BEGIN Entries provided

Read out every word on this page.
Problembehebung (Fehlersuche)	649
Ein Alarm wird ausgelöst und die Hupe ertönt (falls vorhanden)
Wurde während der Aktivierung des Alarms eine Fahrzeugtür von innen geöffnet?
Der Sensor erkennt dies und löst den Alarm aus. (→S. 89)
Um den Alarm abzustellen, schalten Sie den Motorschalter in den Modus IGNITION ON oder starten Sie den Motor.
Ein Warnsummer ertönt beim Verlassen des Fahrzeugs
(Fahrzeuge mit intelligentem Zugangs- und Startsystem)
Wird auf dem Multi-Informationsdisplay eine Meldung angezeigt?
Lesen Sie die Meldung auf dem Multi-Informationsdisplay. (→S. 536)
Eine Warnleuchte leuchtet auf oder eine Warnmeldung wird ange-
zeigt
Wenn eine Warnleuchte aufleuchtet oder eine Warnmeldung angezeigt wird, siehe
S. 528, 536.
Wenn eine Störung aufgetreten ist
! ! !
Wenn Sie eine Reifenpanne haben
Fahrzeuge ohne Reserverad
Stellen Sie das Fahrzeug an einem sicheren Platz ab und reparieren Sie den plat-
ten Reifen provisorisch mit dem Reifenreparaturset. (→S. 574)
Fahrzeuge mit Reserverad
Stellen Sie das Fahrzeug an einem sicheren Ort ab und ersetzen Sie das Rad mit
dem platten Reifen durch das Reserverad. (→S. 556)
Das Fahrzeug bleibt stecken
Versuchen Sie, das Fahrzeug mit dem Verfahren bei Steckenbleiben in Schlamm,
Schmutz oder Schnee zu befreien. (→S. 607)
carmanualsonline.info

END Entries provided

Exercise prompt ▸
Repeat the records above in full, character for character.

Correct result ▸
Read out every word on this page.
Problembehebung (Fehlersuche)	649
Ein Alarm wird ausgelöst und die Hupe ertönt (falls vorhanden)
Wurde während der Aktivierung des Alarms eine Fahrzeugtür von innen geöffnet?
Der Sensor erkennt dies und löst den Alarm aus. (→S. 89)
Um den Alarm abzustellen, schalten Sie den Motorschalter in den Modus IGNITION ON oder starten Sie den Motor.
Ein Warnsummer ertönt beim Verlassen des Fahrzeugs
(Fahrzeuge mit intelligentem Zugangs- und Startsystem)
Wird auf dem Multi-Informationsdisplay eine Meldung angezeigt?
Lesen Sie die Meldung auf dem Multi-Informationsdisplay. (→S. 536)
Eine Warnleuchte leuchtet auf oder eine Warnmeldung wird ange-
zeigt
Wenn eine Warnleuchte aufleuchtet oder eine Warnmeldung angezeigt wird, siehe
S. 528, 536.
Wenn eine Störung aufgetreten ist
! ! !
Wenn Sie eine Reifenpanne haben
Fahrzeuge ohne Reserverad
Stellen Sie das Fahrzeug an einem sicheren Platz ab und reparieren Sie den plat-
ten Reifen provisorisch mit dem Reifenreparaturset. (→S. 574)
Fahrzeuge mit Reserverad
Stellen Sie das Fahrzeug an einem sicheren Ort ab und ersetzen Sie das Rad mit
dem platten Reifen durch das Reserverad. (→S. 556)
Das Fahrzeug bleibt stecken
Versuchen Sie, das Fahrzeug mit dem Verfahren bei Steckenbleiben in Schlamm,
Schmutz oder Schnee zu befreien. (→S. 607)
carmanualsonline.info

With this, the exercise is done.